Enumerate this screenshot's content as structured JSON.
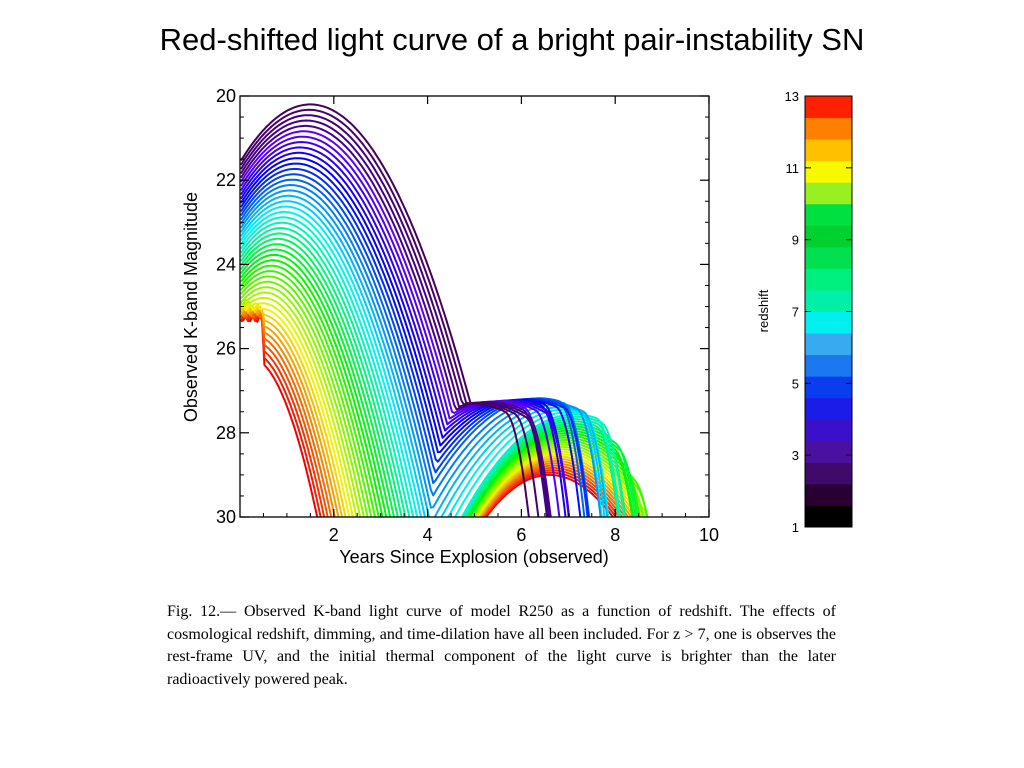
{
  "slide": {
    "title": "Red-shifted light curve of a bright pair-instability SN"
  },
  "chart_data": {
    "type": "line",
    "title": "",
    "xlabel": "Years Since Explosion (observed)",
    "ylabel": "Observed K-band Magnitude",
    "xlim": [
      0,
      10
    ],
    "ylim": [
      30,
      20
    ],
    "y_inverted": true,
    "x_ticks": [
      2,
      4,
      6,
      8,
      10
    ],
    "y_ticks": [
      20,
      22,
      24,
      26,
      28,
      30
    ],
    "grid": false,
    "colorbar": {
      "label": "redshift",
      "range": [
        1,
        13
      ],
      "tick_labels": [
        1,
        3,
        5,
        7,
        9,
        11,
        13
      ],
      "colors": [
        "#000000",
        "#2a0033",
        "#3f0a6a",
        "#4a10a0",
        "#3a10c8",
        "#1c1ce8",
        "#0a3cf0",
        "#1c78f0",
        "#38aaf0",
        "#00f0f0",
        "#00f0a8",
        "#00f080",
        "#00e050",
        "#00d030",
        "#00e040",
        "#98f020",
        "#f8f800",
        "#ffc000",
        "#ff8000",
        "#ff2000"
      ]
    },
    "redshift_min": 1,
    "redshift_max": 13
  },
  "caption": {
    "text": "Fig. 12.— Observed K-band light curve of model R250 as a function of redshift. The effects of cosmological redshift, dimming, and time-dilation have all been included. For z > 7, one is observes the rest-frame UV, and the initial thermal component of the light curve is brighter than the later radioactively powered peak."
  }
}
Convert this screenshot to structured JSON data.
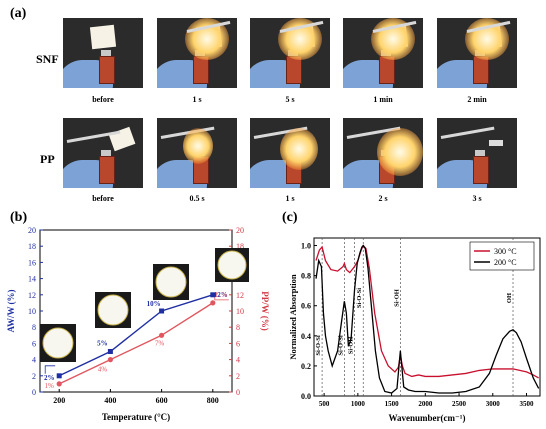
{
  "panel_a": {
    "label": "(a)",
    "rows": [
      {
        "name": "SNF",
        "captions": [
          "before",
          "1 s",
          "5 s",
          "1 min",
          "2 min"
        ]
      },
      {
        "name": "PP",
        "captions": [
          "before",
          "0.5 s",
          "1 s",
          "2 s",
          "3 s"
        ]
      }
    ]
  },
  "panel_b": {
    "label": "(b)"
  },
  "panel_c": {
    "label": "(c)"
  },
  "chart_data": [
    {
      "type": "line",
      "xlabel": "Temperature (°C)",
      "ylabel_left": "AW/W (%)",
      "ylabel_right": "PP/W (%)",
      "x": [
        200,
        400,
        600,
        800
      ],
      "xlim": [
        125,
        875
      ],
      "xticks": [
        "200",
        "400",
        "600",
        "800"
      ],
      "ylim": [
        0,
        20
      ],
      "yticks": [
        "0",
        "2",
        "4",
        "6",
        "8",
        "10",
        "12",
        "14",
        "16",
        "18",
        "20"
      ],
      "series": [
        {
          "name": "AW/W (%)",
          "axis": "left",
          "color": "#1f2fa3",
          "values": [
            2,
            5,
            10,
            12
          ],
          "labels": [
            "2%",
            "5%",
            "10%",
            "12%"
          ]
        },
        {
          "name": "PP/W (%)",
          "axis": "right",
          "color": "#e0575f",
          "values": [
            1,
            4,
            7,
            11
          ],
          "labels": [
            "1%",
            "4%",
            "7%",
            "11%"
          ]
        }
      ],
      "grid": false
    },
    {
      "type": "line",
      "xlabel": "Wavenumber(cm⁻¹)",
      "ylabel": "Normalized Absorption",
      "xlim": [
        350,
        3700
      ],
      "ylim": [
        0,
        1.05
      ],
      "xticks": [
        "500",
        "1000",
        "1500",
        "2000",
        "2500",
        "3000",
        "3500"
      ],
      "yticks": [
        "0.0",
        "0.2",
        "0.4",
        "0.6",
        "0.8",
        "1.0"
      ],
      "legend": {
        "position": "top-right",
        "entries": [
          "300 °C",
          "200 °C"
        ]
      },
      "annotations": [
        {
          "x": 470,
          "text": "Si-O-Si"
        },
        {
          "x": 800,
          "text": "Si-O-Si"
        },
        {
          "x": 950,
          "text": "Si-OH"
        },
        {
          "x": 1080,
          "text": "Si-O-Si"
        },
        {
          "x": 1630,
          "text": "Si-OH"
        },
        {
          "x": 3300,
          "text": "OH"
        }
      ],
      "series": [
        {
          "name": "300 °C",
          "color": "#c8102e",
          "x": [
            380,
            430,
            470,
            520,
            600,
            700,
            780,
            800,
            830,
            880,
            950,
            1000,
            1050,
            1080,
            1120,
            1170,
            1250,
            1350,
            1450,
            1550,
            1600,
            1630,
            1660,
            1700,
            1800,
            1900,
            2000,
            2200,
            2400,
            2600,
            2800,
            3000,
            3200,
            3300,
            3400,
            3500,
            3600,
            3680
          ],
          "y": [
            0.9,
            0.97,
            0.99,
            0.9,
            0.84,
            0.83,
            0.86,
            0.88,
            0.84,
            0.82,
            0.86,
            0.9,
            0.97,
            1.0,
            0.98,
            0.85,
            0.55,
            0.3,
            0.2,
            0.16,
            0.19,
            0.27,
            0.2,
            0.15,
            0.13,
            0.14,
            0.13,
            0.13,
            0.14,
            0.15,
            0.17,
            0.18,
            0.18,
            0.18,
            0.17,
            0.16,
            0.14,
            0.12
          ]
        },
        {
          "name": "200 °C",
          "color": "#000000",
          "x": [
            380,
            420,
            460,
            490,
            520,
            560,
            620,
            700,
            760,
            800,
            830,
            860,
            900,
            950,
            990,
            1030,
            1060,
            1080,
            1110,
            1150,
            1200,
            1260,
            1320,
            1400,
            1500,
            1580,
            1630,
            1680,
            1750,
            1850,
            2000,
            2200,
            2400,
            2600,
            2800,
            2950,
            3050,
            3150,
            3250,
            3300,
            3350,
            3420,
            3500,
            3600,
            3680
          ],
          "y": [
            0.78,
            0.9,
            0.86,
            0.55,
            0.4,
            0.3,
            0.2,
            0.3,
            0.5,
            0.63,
            0.55,
            0.33,
            0.38,
            0.7,
            0.88,
            0.95,
            0.99,
            1.0,
            0.98,
            0.85,
            0.6,
            0.3,
            0.12,
            0.03,
            0.02,
            0.05,
            0.3,
            0.06,
            0.04,
            0.03,
            0.03,
            0.02,
            0.02,
            0.03,
            0.06,
            0.15,
            0.27,
            0.38,
            0.43,
            0.44,
            0.42,
            0.36,
            0.25,
            0.12,
            0.05
          ]
        }
      ]
    }
  ]
}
**********
Pictures are not part of the copy; reproduce everything else in the records exactly.

▶ [TASK SOLUTION]
Enumerate this screenshot's content as structured JSON.
{
  "slide": {
    "title": "Red-shifted light curve of a bright pair-instability SN"
  },
  "chart_data": {
    "type": "line",
    "title": "",
    "xlabel": "Years Since Explosion (observed)",
    "ylabel": "Observed K-band Magnitude",
    "xlim": [
      0,
      10
    ],
    "ylim": [
      30,
      20
    ],
    "y_inverted": true,
    "x_ticks": [
      2,
      4,
      6,
      8,
      10
    ],
    "y_ticks": [
      20,
      22,
      24,
      26,
      28,
      30
    ],
    "grid": false,
    "colorbar": {
      "label": "redshift",
      "range": [
        1,
        13
      ],
      "tick_labels": [
        1,
        3,
        5,
        7,
        9,
        11,
        13
      ],
      "colors": [
        "#000000",
        "#2a0033",
        "#3f0a6a",
        "#4a10a0",
        "#3a10c8",
        "#1c1ce8",
        "#0a3cf0",
        "#1c78f0",
        "#38aaf0",
        "#00f0f0",
        "#00f0a8",
        "#00f080",
        "#00e050",
        "#00d030",
        "#00e040",
        "#98f020",
        "#f8f800",
        "#ffc000",
        "#ff8000",
        "#ff2000"
      ]
    },
    "redshift_min": 1,
    "redshift_max": 13
  },
  "caption": {
    "text": "Fig. 12.— Observed K-band light curve of model R250 as a function of redshift. The effects of cosmological redshift, dimming, and time-dilation have all been included. For z > 7, one is observes the rest-frame UV, and the initial thermal component of the light curve is brighter than the later radioactively powered peak."
  }
}
Convert this screenshot to structured JSON data.
{
  "panel_a": {
    "label": "(a)",
    "rows": [
      {
        "name": "SNF",
        "captions": [
          "before",
          "1 s",
          "5 s",
          "1 min",
          "2 min"
        ]
      },
      {
        "name": "PP",
        "captions": [
          "before",
          "0.5 s",
          "1 s",
          "2 s",
          "3 s"
        ]
      }
    ]
  },
  "panel_b": {
    "label": "(b)"
  },
  "panel_c": {
    "label": "(c)"
  },
  "chart_data": [
    {
      "type": "line",
      "xlabel": "Temperature (°C)",
      "ylabel_left": "AW/W (%)",
      "ylabel_right": "PP/W (%)",
      "x": [
        200,
        400,
        600,
        800
      ],
      "xlim": [
        125,
        875
      ],
      "xticks": [
        "200",
        "400",
        "600",
        "800"
      ],
      "ylim": [
        0,
        20
      ],
      "yticks": [
        "0",
        "2",
        "4",
        "6",
        "8",
        "10",
        "12",
        "14",
        "16",
        "18",
        "20"
      ],
      "series": [
        {
          "name": "AW/W (%)",
          "axis": "left",
          "color": "#1f2fa3",
          "values": [
            2,
            5,
            10,
            12
          ],
          "labels": [
            "2%",
            "5%",
            "10%",
            "12%"
          ]
        },
        {
          "name": "PP/W (%)",
          "axis": "right",
          "color": "#e0575f",
          "values": [
            1,
            4,
            7,
            11
          ],
          "labels": [
            "1%",
            "4%",
            "7%",
            "11%"
          ]
        }
      ],
      "grid": false
    },
    {
      "type": "line",
      "xlabel": "Wavenumber(cm⁻¹)",
      "ylabel": "Normalized Absorption",
      "xlim": [
        350,
        3700
      ],
      "ylim": [
        0,
        1.05
      ],
      "xticks": [
        "500",
        "1000",
        "1500",
        "2000",
        "2500",
        "3000",
        "3500"
      ],
      "yticks": [
        "0.0",
        "0.2",
        "0.4",
        "0.6",
        "0.8",
        "1.0"
      ],
      "legend": {
        "position": "top-right",
        "entries": [
          "300 °C",
          "200 °C"
        ]
      },
      "annotations": [
        {
          "x": 470,
          "text": "Si-O-Si"
        },
        {
          "x": 800,
          "text": "Si-O-Si"
        },
        {
          "x": 950,
          "text": "Si-OH"
        },
        {
          "x": 1080,
          "text": "Si-O-Si"
        },
        {
          "x": 1630,
          "text": "Si-OH"
        },
        {
          "x": 3300,
          "text": "OH"
        }
      ],
      "series": [
        {
          "name": "300 °C",
          "color": "#c8102e",
          "x": [
            380,
            430,
            470,
            520,
            600,
            700,
            780,
            800,
            830,
            880,
            950,
            1000,
            1050,
            1080,
            1120,
            1170,
            1250,
            1350,
            1450,
            1550,
            1600,
            1630,
            1660,
            1700,
            1800,
            1900,
            2000,
            2200,
            2400,
            2600,
            2800,
            3000,
            3200,
            3300,
            3400,
            3500,
            3600,
            3680
          ],
          "y": [
            0.9,
            0.97,
            0.99,
            0.9,
            0.84,
            0.83,
            0.86,
            0.88,
            0.84,
            0.82,
            0.86,
            0.9,
            0.97,
            1.0,
            0.98,
            0.85,
            0.55,
            0.3,
            0.2,
            0.16,
            0.19,
            0.27,
            0.2,
            0.15,
            0.13,
            0.14,
            0.13,
            0.13,
            0.14,
            0.15,
            0.17,
            0.18,
            0.18,
            0.18,
            0.17,
            0.16,
            0.14,
            0.12
          ]
        },
        {
          "name": "200 °C",
          "color": "#000000",
          "x": [
            380,
            420,
            460,
            490,
            520,
            560,
            620,
            700,
            760,
            800,
            830,
            860,
            900,
            950,
            990,
            1030,
            1060,
            1080,
            1110,
            1150,
            1200,
            1260,
            1320,
            1400,
            1500,
            1580,
            1630,
            1680,
            1750,
            1850,
            2000,
            2200,
            2400,
            2600,
            2800,
            2950,
            3050,
            3150,
            3250,
            3300,
            3350,
            3420,
            3500,
            3600,
            3680
          ],
          "y": [
            0.78,
            0.9,
            0.86,
            0.55,
            0.4,
            0.3,
            0.2,
            0.3,
            0.5,
            0.63,
            0.55,
            0.33,
            0.38,
            0.7,
            0.88,
            0.95,
            0.99,
            1.0,
            0.98,
            0.85,
            0.6,
            0.3,
            0.12,
            0.03,
            0.02,
            0.05,
            0.3,
            0.06,
            0.04,
            0.03,
            0.03,
            0.02,
            0.02,
            0.03,
            0.06,
            0.15,
            0.27,
            0.38,
            0.43,
            0.44,
            0.42,
            0.36,
            0.25,
            0.12,
            0.05
          ]
        }
      ]
    }
  ]
}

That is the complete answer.